Request —
Find every line in the records below that holds the word "this", and copy each one.

◆ ◆ ◆ ◆ ◆

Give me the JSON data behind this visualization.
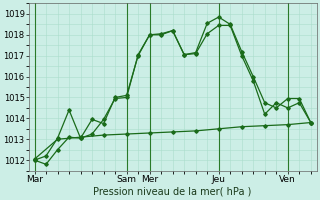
{
  "xlabel": "Pression niveau de la mer( hPa )",
  "background_color": "#cceee6",
  "grid_color": "#aaddcc",
  "line_color": "#1a6b1a",
  "ylim": [
    1011.5,
    1019.5
  ],
  "ytick_positions": [
    1012,
    1013,
    1014,
    1015,
    1016,
    1017,
    1018,
    1019
  ],
  "series1_x": [
    0,
    1,
    2,
    3,
    4,
    5,
    6,
    7,
    8,
    9,
    10,
    11,
    12,
    13,
    14,
    15,
    16,
    17,
    18,
    19,
    20,
    21,
    22,
    23,
    24
  ],
  "series1_y": [
    1012.0,
    1011.8,
    1012.5,
    1013.1,
    1013.05,
    1013.25,
    1013.95,
    1014.95,
    1015.0,
    1017.05,
    1018.0,
    1018.05,
    1018.2,
    1017.05,
    1017.15,
    1018.55,
    1018.85,
    1018.5,
    1017.2,
    1016.0,
    1014.75,
    1014.5,
    1014.95,
    1014.95,
    1013.8
  ],
  "series2_x": [
    0,
    1,
    2,
    3,
    4,
    5,
    6,
    7,
    8,
    9,
    10,
    11,
    12,
    13,
    14,
    15,
    16,
    17,
    18,
    19,
    20,
    21,
    22,
    23,
    24
  ],
  "series2_y": [
    1012.0,
    1012.2,
    1013.05,
    1014.4,
    1013.05,
    1013.95,
    1013.75,
    1015.0,
    1015.1,
    1017.0,
    1018.0,
    1018.0,
    1018.2,
    1017.05,
    1017.1,
    1018.05,
    1018.45,
    1018.45,
    1017.0,
    1015.8,
    1014.2,
    1014.75,
    1014.5,
    1014.75,
    1013.8
  ],
  "series3_x": [
    0,
    2,
    4,
    6,
    8,
    10,
    12,
    14,
    16,
    18,
    20,
    22,
    24
  ],
  "series3_y": [
    1012.05,
    1013.0,
    1013.1,
    1013.2,
    1013.25,
    1013.3,
    1013.35,
    1013.4,
    1013.5,
    1013.6,
    1013.65,
    1013.7,
    1013.8
  ],
  "vlines_x": [
    0,
    8,
    10,
    16,
    22
  ],
  "xtick_positions": [
    0,
    8,
    10,
    16,
    22
  ],
  "xtick_labels": [
    "Mar",
    "Sam",
    "Mer",
    "Jeu",
    "Ven"
  ]
}
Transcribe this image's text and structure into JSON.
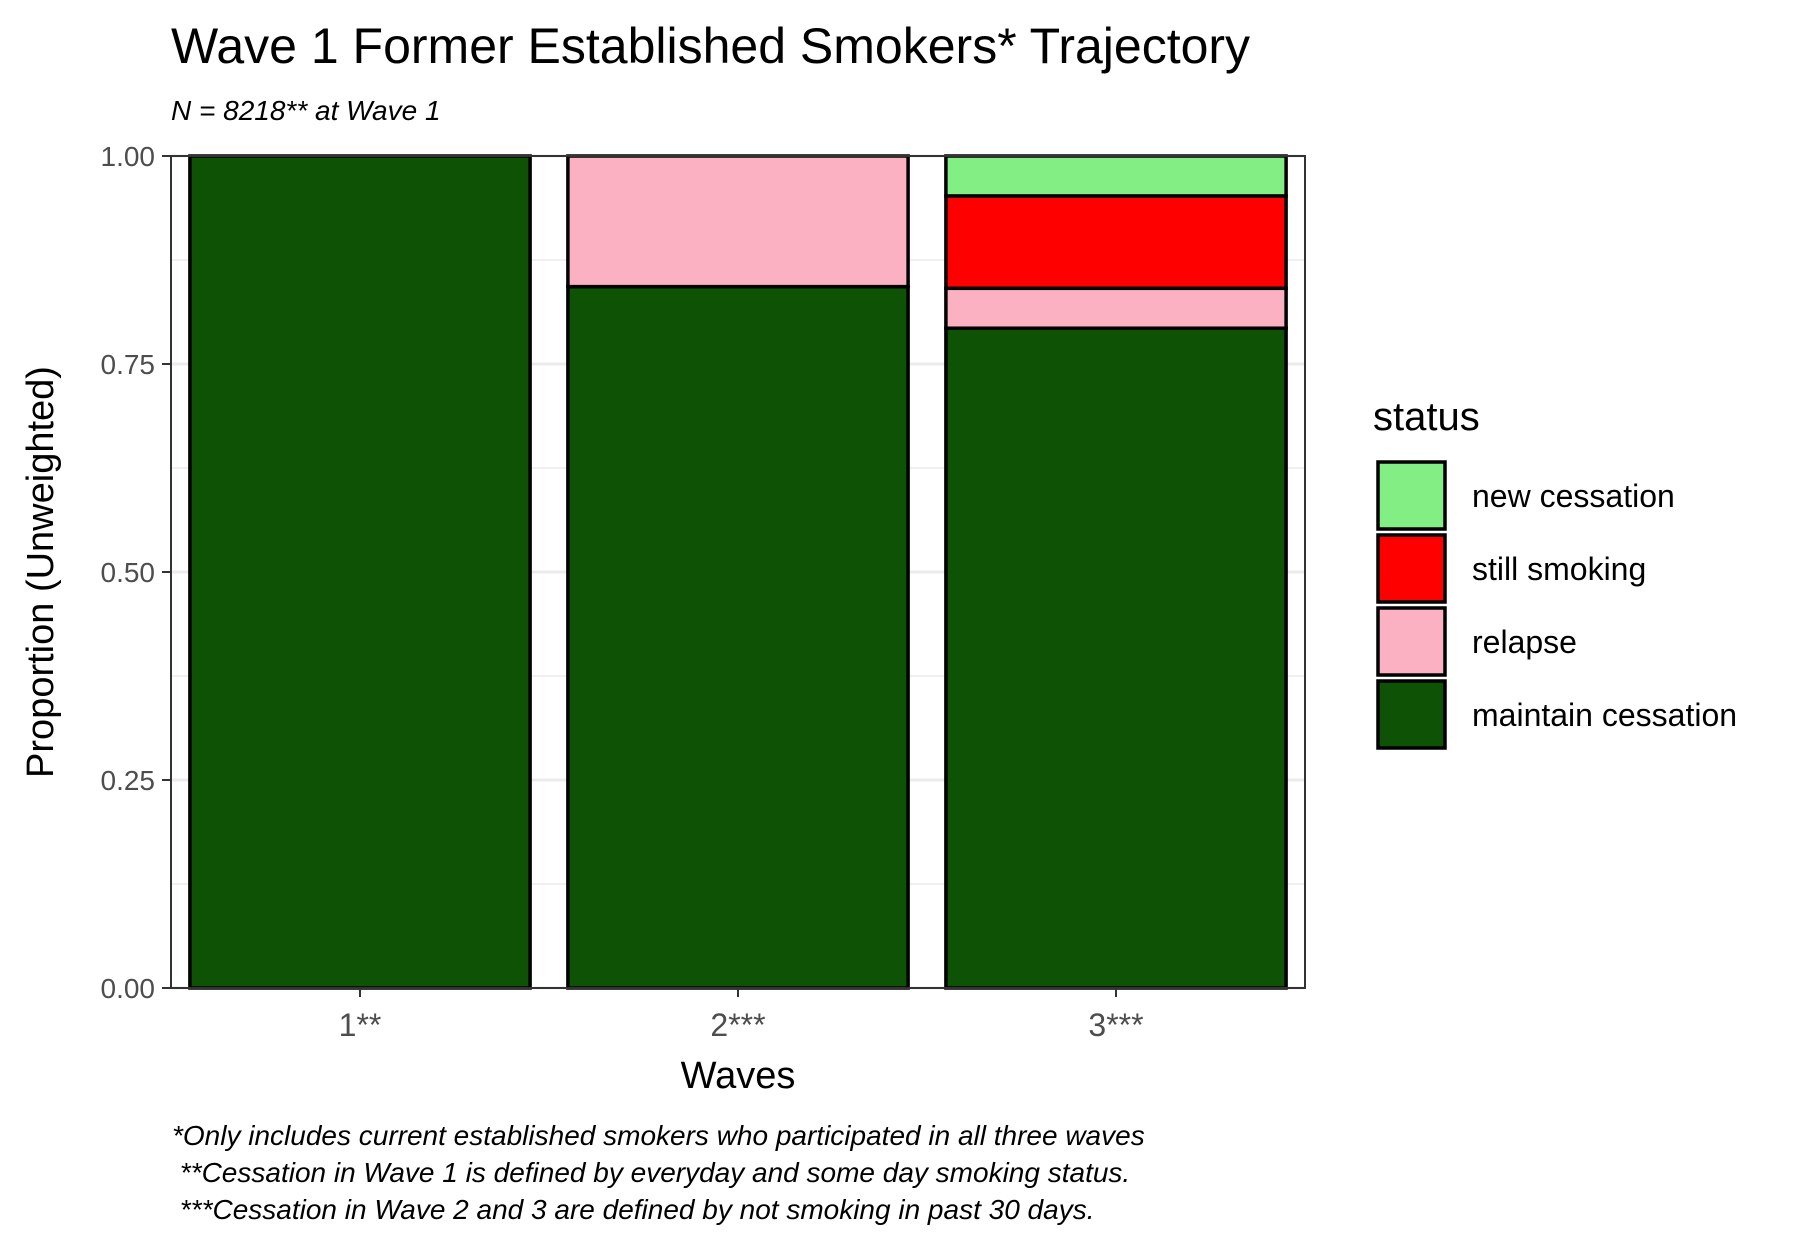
{
  "chart_data": {
    "type": "bar",
    "stacked": true,
    "title": "Wave 1 Former Established Smokers* Trajectory",
    "subtitle": "N = 8218** at Wave 1",
    "xlabel": "Waves",
    "ylabel": "Proportion (Unweighted)",
    "ylim": [
      0,
      1
    ],
    "yticks": [
      "0.00",
      "0.25",
      "0.50",
      "0.75",
      "1.00"
    ],
    "categories": [
      "1**",
      "2***",
      "3***"
    ],
    "legend_title": "status",
    "legend_position": "right",
    "grid": true,
    "series": [
      {
        "name": "maintain cessation",
        "color": "#0d5205",
        "values": [
          1.0,
          0.843,
          0.793
        ]
      },
      {
        "name": "relapse",
        "color": "#fcb1c3",
        "values": [
          0.0,
          0.157,
          0.048
        ]
      },
      {
        "name": "still smoking",
        "color": "#ff0000",
        "values": [
          0.0,
          0.0,
          0.111
        ]
      },
      {
        "name": "new cessation",
        "color": "#83ee83",
        "values": [
          0.0,
          0.0,
          0.048
        ]
      }
    ],
    "legend_order": [
      "new cessation",
      "still smoking",
      "relapse",
      "maintain cessation"
    ],
    "caption": [
      "*Only includes current established smokers who participated in all three waves",
      " **Cessation in Wave 1 is defined by everyday and some day smoking status.",
      " ***Cessation in Wave 2 and 3 are defined by not smoking in past 30 days."
    ]
  }
}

◆ ◆ ◆ ◆ ◆

Solved exercise —
Give me the JSON data behind this visualization.
Transcribe this image's text and structure into JSON.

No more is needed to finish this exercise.